(begin)

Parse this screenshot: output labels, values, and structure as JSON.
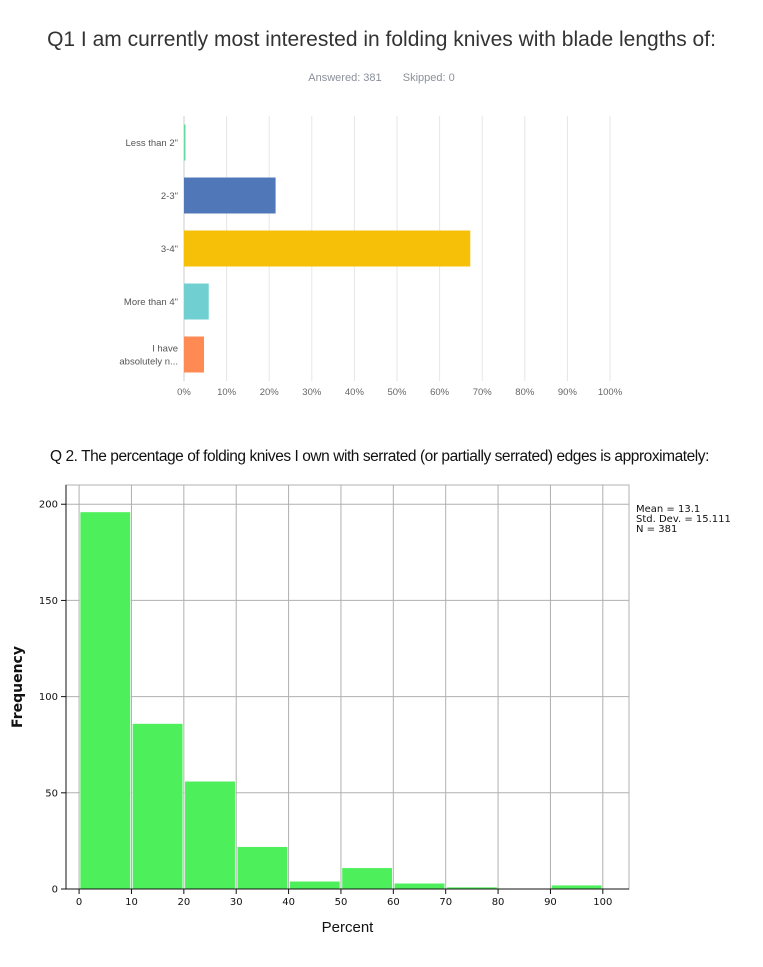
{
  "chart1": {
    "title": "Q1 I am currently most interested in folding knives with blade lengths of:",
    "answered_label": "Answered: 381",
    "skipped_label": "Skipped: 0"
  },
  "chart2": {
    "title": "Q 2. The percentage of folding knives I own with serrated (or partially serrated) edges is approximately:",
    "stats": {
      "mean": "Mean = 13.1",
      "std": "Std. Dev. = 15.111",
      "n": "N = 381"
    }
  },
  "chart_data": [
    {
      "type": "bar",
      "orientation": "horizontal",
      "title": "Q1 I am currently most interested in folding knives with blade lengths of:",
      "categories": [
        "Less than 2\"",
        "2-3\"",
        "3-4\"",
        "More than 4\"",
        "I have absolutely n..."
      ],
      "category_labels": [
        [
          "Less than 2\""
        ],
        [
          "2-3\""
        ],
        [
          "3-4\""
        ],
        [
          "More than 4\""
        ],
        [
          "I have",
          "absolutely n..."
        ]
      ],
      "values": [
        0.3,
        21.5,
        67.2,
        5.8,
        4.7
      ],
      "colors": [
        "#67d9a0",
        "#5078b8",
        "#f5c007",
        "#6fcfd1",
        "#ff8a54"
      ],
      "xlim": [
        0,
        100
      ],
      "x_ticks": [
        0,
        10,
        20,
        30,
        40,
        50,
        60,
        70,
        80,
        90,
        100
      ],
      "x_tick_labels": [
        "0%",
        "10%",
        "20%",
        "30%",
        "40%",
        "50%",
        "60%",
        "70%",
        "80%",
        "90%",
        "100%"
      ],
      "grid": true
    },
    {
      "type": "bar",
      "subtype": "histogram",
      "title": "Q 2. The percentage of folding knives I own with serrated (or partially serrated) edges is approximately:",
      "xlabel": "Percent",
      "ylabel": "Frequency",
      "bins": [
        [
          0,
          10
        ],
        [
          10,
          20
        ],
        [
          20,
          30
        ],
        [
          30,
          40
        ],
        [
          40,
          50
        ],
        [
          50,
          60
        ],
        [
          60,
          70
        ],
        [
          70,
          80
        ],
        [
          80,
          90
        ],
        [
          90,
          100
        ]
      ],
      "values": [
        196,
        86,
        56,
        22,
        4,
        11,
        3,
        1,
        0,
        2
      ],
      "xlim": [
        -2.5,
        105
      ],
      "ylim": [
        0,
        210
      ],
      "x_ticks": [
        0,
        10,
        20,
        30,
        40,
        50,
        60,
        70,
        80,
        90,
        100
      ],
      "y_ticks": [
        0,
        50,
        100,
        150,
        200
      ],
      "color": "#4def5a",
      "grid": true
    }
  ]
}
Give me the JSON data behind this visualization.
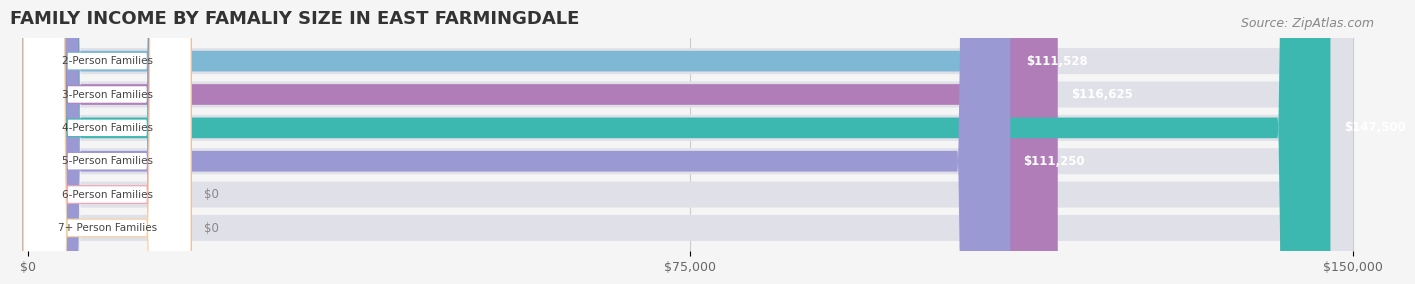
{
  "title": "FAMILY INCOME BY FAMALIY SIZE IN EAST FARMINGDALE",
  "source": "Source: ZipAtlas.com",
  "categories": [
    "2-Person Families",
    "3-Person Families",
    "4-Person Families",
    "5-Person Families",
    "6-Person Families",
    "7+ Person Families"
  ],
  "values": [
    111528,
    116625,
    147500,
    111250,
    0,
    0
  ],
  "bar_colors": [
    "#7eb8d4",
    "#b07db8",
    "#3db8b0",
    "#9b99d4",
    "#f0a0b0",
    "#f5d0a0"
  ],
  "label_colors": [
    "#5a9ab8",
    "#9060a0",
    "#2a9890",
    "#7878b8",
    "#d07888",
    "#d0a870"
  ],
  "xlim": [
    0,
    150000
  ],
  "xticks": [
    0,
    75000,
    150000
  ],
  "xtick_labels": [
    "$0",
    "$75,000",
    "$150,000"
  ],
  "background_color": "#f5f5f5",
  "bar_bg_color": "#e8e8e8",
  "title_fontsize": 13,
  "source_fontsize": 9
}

(end)

__The request__: Copy every entry exactly as written. Pictures are excluded.

__Task answer__:
Parse this screenshot: output labels, values, and structure as JSON.
{
  "chart1": {
    "title": "Q1 I am currently most interested in folding knives with blade lengths of:",
    "answered_label": "Answered: 381",
    "skipped_label": "Skipped: 0"
  },
  "chart2": {
    "title": "Q 2. The percentage of folding knives I own with serrated (or partially serrated) edges is approximately:",
    "stats": {
      "mean": "Mean = 13.1",
      "std": "Std. Dev. = 15.111",
      "n": "N = 381"
    }
  },
  "chart_data": [
    {
      "type": "bar",
      "orientation": "horizontal",
      "title": "Q1 I am currently most interested in folding knives with blade lengths of:",
      "categories": [
        "Less than 2\"",
        "2-3\"",
        "3-4\"",
        "More than 4\"",
        "I have absolutely n..."
      ],
      "category_labels": [
        [
          "Less than 2\""
        ],
        [
          "2-3\""
        ],
        [
          "3-4\""
        ],
        [
          "More than 4\""
        ],
        [
          "I have",
          "absolutely n..."
        ]
      ],
      "values": [
        0.3,
        21.5,
        67.2,
        5.8,
        4.7
      ],
      "colors": [
        "#67d9a0",
        "#5078b8",
        "#f5c007",
        "#6fcfd1",
        "#ff8a54"
      ],
      "xlim": [
        0,
        100
      ],
      "x_ticks": [
        0,
        10,
        20,
        30,
        40,
        50,
        60,
        70,
        80,
        90,
        100
      ],
      "x_tick_labels": [
        "0%",
        "10%",
        "20%",
        "30%",
        "40%",
        "50%",
        "60%",
        "70%",
        "80%",
        "90%",
        "100%"
      ],
      "grid": true
    },
    {
      "type": "bar",
      "subtype": "histogram",
      "title": "Q 2. The percentage of folding knives I own with serrated (or partially serrated) edges is approximately:",
      "xlabel": "Percent",
      "ylabel": "Frequency",
      "bins": [
        [
          0,
          10
        ],
        [
          10,
          20
        ],
        [
          20,
          30
        ],
        [
          30,
          40
        ],
        [
          40,
          50
        ],
        [
          50,
          60
        ],
        [
          60,
          70
        ],
        [
          70,
          80
        ],
        [
          80,
          90
        ],
        [
          90,
          100
        ]
      ],
      "values": [
        196,
        86,
        56,
        22,
        4,
        11,
        3,
        1,
        0,
        2
      ],
      "xlim": [
        -2.5,
        105
      ],
      "ylim": [
        0,
        210
      ],
      "x_ticks": [
        0,
        10,
        20,
        30,
        40,
        50,
        60,
        70,
        80,
        90,
        100
      ],
      "y_ticks": [
        0,
        50,
        100,
        150,
        200
      ],
      "color": "#4def5a",
      "grid": true
    }
  ]
}
Give me the JSON data behind this visualization.
{
  "title": "FAMILY INCOME BY FAMALIY SIZE IN EAST FARMINGDALE",
  "source": "Source: ZipAtlas.com",
  "categories": [
    "2-Person Families",
    "3-Person Families",
    "4-Person Families",
    "5-Person Families",
    "6-Person Families",
    "7+ Person Families"
  ],
  "values": [
    111528,
    116625,
    147500,
    111250,
    0,
    0
  ],
  "bar_colors": [
    "#7eb8d4",
    "#b07db8",
    "#3db8b0",
    "#9b99d4",
    "#f0a0b0",
    "#f5d0a0"
  ],
  "label_colors": [
    "#5a9ab8",
    "#9060a0",
    "#2a9890",
    "#7878b8",
    "#d07888",
    "#d0a870"
  ],
  "xlim": [
    0,
    150000
  ],
  "xticks": [
    0,
    75000,
    150000
  ],
  "xtick_labels": [
    "$0",
    "$75,000",
    "$150,000"
  ],
  "background_color": "#f5f5f5",
  "bar_bg_color": "#e8e8e8",
  "title_fontsize": 13,
  "source_fontsize": 9
}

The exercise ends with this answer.